----- Dataset content -----

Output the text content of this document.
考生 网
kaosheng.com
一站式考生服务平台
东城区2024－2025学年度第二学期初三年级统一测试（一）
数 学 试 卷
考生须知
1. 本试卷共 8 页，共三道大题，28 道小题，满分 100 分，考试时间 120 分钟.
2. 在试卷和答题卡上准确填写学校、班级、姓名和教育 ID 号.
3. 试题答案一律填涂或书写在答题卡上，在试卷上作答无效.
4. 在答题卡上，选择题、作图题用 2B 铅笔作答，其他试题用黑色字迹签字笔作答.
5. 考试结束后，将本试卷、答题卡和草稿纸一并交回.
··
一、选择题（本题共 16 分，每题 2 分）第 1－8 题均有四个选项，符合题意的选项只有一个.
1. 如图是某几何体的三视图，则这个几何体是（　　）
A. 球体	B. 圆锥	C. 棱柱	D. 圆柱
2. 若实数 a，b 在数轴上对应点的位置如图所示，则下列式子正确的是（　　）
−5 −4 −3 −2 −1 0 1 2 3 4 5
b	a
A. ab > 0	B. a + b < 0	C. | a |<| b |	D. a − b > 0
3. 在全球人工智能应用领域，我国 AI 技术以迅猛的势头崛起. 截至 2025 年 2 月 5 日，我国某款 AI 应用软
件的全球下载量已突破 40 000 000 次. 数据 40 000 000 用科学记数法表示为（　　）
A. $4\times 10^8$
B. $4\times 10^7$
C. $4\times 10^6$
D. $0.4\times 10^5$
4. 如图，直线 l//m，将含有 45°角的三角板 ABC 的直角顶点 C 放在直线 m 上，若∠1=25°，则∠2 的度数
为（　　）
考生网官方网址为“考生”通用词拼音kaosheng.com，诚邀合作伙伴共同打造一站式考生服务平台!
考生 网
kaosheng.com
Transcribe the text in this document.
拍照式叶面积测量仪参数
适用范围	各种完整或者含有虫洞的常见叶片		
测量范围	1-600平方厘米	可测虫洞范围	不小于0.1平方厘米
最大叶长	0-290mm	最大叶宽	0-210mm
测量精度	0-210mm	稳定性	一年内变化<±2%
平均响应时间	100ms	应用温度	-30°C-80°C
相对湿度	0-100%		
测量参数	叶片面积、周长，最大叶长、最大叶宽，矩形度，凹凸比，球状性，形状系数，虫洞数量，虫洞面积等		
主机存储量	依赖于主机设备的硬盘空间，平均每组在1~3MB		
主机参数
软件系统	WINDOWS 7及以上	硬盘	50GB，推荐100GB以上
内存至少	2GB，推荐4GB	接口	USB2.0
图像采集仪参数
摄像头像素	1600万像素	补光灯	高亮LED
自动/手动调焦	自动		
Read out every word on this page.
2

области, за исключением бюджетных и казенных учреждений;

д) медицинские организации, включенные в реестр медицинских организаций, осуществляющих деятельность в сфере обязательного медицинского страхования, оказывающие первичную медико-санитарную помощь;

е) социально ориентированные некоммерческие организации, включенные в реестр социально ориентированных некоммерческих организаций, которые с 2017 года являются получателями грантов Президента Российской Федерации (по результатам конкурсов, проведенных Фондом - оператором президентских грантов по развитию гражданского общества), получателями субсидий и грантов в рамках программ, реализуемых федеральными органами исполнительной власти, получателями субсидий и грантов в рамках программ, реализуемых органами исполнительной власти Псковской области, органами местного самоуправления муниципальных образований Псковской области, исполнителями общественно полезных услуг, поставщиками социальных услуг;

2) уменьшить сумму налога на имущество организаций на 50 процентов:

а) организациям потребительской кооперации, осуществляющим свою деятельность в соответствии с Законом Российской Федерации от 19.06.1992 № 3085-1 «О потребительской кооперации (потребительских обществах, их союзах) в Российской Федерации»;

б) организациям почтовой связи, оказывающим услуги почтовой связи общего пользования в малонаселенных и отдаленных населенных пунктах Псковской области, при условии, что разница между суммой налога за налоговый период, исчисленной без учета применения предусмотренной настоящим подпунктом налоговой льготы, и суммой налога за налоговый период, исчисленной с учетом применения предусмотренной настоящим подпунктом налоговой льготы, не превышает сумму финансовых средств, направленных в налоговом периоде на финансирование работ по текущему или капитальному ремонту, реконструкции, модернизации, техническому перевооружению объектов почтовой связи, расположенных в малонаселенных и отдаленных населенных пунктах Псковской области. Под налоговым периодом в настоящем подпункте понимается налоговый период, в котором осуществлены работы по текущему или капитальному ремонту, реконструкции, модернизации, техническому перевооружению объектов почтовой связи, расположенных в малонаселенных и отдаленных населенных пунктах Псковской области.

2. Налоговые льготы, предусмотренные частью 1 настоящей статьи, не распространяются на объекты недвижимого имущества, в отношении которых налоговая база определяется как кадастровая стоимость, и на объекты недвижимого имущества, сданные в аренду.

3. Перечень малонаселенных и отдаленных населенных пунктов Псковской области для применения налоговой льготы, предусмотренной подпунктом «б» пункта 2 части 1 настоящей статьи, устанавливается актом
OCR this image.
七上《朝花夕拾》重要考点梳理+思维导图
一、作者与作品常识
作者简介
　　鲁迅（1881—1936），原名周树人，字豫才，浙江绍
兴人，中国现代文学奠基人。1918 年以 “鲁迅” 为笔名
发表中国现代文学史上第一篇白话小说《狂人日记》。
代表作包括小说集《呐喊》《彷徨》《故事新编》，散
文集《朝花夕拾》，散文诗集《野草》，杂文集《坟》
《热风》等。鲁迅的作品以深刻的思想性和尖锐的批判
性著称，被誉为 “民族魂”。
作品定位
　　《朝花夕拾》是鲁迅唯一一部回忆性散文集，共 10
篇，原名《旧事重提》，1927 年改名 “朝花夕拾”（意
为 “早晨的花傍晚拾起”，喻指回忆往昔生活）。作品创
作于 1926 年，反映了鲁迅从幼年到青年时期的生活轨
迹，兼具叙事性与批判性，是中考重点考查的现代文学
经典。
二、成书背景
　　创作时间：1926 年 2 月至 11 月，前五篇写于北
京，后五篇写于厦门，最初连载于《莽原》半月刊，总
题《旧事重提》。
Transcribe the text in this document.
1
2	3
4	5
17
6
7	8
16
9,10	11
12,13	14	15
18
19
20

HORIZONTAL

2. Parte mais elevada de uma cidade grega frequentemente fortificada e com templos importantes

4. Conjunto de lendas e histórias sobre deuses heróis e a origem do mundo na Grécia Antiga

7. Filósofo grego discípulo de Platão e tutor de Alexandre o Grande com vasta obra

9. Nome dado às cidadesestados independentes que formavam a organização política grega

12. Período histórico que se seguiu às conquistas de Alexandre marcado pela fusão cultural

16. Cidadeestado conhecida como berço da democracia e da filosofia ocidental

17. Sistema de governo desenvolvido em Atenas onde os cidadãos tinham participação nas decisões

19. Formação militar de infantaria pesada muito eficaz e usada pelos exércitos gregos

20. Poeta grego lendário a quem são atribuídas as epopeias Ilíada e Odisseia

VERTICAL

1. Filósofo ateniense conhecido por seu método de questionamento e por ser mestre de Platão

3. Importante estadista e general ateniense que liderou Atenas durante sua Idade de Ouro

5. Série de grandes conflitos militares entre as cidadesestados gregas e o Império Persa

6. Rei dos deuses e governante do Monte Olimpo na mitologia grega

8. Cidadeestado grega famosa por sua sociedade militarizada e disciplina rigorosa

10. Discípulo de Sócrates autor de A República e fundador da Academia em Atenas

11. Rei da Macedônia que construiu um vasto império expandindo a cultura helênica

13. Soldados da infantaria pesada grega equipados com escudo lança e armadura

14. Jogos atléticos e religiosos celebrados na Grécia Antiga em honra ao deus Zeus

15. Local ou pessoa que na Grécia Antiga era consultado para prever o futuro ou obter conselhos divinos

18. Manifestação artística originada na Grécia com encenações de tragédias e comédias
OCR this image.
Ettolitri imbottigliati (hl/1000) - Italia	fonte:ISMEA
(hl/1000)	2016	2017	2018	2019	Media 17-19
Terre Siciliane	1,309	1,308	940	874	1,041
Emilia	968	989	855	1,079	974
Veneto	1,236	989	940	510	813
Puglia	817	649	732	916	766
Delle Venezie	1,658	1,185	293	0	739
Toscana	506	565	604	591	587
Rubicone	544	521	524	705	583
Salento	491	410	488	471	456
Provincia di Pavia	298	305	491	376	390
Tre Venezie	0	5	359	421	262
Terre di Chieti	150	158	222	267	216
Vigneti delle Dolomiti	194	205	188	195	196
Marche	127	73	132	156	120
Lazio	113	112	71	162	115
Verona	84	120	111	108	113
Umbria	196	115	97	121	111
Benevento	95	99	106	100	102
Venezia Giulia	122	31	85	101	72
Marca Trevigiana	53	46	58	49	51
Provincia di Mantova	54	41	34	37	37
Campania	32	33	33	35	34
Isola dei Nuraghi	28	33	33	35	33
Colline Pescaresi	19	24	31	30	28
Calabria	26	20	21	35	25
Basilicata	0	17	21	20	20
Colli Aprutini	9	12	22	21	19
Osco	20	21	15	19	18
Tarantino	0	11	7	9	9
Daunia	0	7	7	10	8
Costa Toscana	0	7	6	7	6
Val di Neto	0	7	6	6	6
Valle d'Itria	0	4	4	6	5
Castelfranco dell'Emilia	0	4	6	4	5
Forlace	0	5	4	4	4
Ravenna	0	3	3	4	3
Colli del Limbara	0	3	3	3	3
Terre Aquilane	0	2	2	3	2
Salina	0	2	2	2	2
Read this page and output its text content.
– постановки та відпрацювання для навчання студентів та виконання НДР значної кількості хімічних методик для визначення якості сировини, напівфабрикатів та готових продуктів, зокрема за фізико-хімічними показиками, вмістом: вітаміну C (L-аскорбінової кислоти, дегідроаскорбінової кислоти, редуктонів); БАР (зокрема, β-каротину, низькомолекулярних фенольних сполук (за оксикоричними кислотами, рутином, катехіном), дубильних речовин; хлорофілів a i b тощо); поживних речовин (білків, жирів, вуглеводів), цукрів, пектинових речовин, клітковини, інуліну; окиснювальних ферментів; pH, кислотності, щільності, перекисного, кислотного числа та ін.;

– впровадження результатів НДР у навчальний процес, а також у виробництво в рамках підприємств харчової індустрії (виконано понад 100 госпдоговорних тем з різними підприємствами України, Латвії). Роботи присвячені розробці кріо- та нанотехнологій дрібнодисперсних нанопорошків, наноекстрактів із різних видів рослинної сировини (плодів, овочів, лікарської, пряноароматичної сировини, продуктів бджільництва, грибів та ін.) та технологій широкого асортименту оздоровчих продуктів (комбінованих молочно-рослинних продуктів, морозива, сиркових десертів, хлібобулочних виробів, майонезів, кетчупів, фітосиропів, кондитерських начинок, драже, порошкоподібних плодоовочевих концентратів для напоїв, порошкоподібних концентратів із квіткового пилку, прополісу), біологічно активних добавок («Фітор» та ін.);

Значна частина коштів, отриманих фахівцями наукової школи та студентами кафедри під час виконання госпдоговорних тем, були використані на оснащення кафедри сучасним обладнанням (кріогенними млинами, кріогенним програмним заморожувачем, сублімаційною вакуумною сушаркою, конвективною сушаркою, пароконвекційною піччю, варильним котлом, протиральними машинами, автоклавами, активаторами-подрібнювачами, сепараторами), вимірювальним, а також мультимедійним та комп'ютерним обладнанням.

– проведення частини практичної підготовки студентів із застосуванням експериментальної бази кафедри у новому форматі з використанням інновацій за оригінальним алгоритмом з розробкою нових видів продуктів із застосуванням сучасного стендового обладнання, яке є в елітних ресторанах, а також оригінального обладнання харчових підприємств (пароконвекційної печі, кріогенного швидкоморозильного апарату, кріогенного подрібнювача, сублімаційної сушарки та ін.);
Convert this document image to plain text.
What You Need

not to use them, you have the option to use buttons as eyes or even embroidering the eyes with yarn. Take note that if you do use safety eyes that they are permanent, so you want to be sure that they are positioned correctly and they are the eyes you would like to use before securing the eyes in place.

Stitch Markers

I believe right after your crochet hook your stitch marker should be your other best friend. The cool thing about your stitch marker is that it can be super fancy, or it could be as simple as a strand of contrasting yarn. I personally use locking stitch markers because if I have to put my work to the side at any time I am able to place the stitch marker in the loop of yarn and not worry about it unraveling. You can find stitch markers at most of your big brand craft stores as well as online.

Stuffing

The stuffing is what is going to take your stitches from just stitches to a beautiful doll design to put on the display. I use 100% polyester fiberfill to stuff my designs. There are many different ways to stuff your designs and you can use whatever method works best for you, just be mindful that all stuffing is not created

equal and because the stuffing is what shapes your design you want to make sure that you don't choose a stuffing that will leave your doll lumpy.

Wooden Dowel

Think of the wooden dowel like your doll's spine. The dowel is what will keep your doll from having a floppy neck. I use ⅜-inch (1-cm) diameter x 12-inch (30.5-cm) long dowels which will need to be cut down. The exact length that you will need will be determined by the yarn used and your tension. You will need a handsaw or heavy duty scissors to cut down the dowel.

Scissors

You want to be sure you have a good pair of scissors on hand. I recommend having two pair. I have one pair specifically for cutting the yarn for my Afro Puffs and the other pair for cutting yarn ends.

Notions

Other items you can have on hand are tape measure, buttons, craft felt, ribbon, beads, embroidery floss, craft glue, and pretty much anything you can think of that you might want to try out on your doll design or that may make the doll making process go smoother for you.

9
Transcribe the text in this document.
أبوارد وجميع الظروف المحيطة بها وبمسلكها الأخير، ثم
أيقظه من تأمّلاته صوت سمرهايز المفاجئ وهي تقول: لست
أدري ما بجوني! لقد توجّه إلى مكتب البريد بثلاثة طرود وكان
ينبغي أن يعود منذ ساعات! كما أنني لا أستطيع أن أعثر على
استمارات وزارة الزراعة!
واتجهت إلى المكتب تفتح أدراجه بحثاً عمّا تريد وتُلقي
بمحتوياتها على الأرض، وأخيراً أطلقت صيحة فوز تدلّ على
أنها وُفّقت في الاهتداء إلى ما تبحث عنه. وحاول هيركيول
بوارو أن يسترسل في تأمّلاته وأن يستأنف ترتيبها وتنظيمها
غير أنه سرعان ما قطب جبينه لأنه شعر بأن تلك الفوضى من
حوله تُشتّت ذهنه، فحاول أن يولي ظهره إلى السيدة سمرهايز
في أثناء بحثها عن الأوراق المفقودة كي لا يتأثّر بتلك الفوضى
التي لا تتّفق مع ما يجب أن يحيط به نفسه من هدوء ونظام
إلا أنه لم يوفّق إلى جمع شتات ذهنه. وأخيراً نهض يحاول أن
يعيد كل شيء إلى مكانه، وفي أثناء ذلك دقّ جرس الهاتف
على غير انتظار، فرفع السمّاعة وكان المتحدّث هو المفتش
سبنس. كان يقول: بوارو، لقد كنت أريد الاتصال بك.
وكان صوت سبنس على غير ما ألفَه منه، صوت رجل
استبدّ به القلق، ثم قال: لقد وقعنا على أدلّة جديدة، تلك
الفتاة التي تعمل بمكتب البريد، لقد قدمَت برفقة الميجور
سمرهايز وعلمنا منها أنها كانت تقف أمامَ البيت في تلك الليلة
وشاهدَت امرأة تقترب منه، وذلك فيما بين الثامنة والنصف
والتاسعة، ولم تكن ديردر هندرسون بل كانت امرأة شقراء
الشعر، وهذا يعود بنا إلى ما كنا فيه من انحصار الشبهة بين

-----

## Job
Read through the entries and copy each line in which "Toscana" appears.

## Answer for this exercise
Toscana	506	565	604	591	587
Costa Toscana	0	7	6	7	6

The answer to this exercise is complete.